Echo the data word for word, from its first line through the line containing "legend-swatch-boxed-beef-value [258,8,292,13]", both included.

** Begin **

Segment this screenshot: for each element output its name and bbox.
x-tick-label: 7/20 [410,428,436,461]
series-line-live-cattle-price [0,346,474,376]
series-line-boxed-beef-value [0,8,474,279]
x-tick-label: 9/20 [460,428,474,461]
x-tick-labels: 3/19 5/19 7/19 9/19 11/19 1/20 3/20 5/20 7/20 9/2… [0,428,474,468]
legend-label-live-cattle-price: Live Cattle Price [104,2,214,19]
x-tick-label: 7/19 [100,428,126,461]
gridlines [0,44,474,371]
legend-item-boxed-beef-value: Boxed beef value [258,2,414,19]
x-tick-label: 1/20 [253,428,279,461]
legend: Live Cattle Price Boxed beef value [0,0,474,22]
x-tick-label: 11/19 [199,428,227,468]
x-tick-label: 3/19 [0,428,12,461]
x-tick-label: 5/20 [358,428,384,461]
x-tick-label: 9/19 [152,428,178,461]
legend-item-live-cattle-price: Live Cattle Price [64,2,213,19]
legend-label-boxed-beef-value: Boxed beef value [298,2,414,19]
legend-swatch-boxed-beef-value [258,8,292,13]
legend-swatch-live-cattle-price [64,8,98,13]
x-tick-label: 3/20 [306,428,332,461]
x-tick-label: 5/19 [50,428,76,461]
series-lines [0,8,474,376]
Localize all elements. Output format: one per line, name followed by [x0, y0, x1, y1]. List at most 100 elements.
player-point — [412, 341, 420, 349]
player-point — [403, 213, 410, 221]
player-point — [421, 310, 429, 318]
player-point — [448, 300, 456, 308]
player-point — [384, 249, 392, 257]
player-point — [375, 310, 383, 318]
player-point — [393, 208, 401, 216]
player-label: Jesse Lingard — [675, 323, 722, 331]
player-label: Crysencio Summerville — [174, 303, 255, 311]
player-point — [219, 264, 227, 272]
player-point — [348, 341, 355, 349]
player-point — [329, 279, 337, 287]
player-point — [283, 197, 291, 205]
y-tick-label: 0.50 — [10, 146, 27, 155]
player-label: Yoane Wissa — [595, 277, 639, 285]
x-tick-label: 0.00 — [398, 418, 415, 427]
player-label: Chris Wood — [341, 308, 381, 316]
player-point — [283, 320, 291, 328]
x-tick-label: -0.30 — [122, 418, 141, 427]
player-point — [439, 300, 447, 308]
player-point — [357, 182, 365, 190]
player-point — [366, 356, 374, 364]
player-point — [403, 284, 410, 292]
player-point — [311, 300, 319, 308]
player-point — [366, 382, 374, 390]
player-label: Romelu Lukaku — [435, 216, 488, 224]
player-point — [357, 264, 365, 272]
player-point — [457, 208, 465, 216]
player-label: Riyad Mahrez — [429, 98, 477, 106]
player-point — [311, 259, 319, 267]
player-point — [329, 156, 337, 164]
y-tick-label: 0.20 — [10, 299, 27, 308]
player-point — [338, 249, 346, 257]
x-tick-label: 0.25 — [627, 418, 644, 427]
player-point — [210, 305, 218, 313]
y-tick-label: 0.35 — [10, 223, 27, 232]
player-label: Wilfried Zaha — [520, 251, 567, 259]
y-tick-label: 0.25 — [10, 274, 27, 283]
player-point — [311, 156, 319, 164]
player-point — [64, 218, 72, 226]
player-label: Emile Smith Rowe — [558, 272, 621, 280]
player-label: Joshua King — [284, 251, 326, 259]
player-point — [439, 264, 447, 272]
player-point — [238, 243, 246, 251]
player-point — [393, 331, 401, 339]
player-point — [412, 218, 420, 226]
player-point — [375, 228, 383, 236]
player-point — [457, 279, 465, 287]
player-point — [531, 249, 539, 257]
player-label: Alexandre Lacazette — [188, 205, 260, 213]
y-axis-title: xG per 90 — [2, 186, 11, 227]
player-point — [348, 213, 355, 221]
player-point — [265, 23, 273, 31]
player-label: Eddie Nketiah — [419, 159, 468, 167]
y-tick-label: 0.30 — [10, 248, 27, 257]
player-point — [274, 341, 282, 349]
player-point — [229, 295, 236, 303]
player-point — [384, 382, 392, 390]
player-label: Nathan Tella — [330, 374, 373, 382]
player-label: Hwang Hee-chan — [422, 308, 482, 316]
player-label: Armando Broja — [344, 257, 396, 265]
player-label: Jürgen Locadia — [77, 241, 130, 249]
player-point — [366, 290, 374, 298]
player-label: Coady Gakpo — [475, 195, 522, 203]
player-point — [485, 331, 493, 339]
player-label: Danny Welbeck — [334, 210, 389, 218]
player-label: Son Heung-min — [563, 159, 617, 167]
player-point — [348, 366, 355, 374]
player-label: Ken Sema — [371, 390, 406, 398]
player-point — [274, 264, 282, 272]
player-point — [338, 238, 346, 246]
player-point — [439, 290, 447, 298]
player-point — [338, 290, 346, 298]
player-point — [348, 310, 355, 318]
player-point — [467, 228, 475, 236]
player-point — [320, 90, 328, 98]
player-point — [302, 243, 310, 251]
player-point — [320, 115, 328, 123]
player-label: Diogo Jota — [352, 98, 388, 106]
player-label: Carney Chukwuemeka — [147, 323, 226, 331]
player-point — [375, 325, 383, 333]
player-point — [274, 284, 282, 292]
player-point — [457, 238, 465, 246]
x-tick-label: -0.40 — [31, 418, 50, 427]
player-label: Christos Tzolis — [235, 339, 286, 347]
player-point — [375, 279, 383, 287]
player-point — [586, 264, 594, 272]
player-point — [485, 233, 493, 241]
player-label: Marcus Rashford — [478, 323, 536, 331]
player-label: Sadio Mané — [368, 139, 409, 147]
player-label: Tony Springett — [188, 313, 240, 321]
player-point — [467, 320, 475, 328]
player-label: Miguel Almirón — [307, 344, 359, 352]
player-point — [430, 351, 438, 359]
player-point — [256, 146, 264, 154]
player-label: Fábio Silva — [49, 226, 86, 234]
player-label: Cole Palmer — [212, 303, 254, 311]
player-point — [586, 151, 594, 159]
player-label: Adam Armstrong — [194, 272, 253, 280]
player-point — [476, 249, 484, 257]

** End **

#### Correct response:
Segment this screenshot: for each element output its name and bbox.
x-tick-label: 7/20 [410,428,436,461]
series-line-live-cattle-price [0,346,474,376]
series-line-boxed-beef-value [0,8,474,279]
x-tick-label: 9/20 [460,428,474,461]
x-tick-labels: 3/19 5/19 7/19 9/19 11/19 1/20 3/20 5/20 7/20 9/2… [0,428,474,468]
legend-label-live-cattle-price: Live Cattle Price [104,2,214,19]
x-tick-label: 7/19 [100,428,126,461]
gridlines [0,44,474,371]
legend-item-boxed-beef-value: Boxed beef value [258,2,414,19]
x-tick-label: 1/20 [253,428,279,461]
legend: Live Cattle Price Boxed beef value [0,0,474,22]
x-tick-label: 11/19 [199,428,227,468]
x-tick-label: 3/19 [0,428,12,461]
x-tick-label: 5/20 [358,428,384,461]
x-tick-label: 9/19 [152,428,178,461]
legend-item-live-cattle-price: Live Cattle Price [64,2,213,19]
legend-label-boxed-beef-value: Boxed beef value [298,2,414,19]
legend-swatch-boxed-beef-value [258,8,292,13]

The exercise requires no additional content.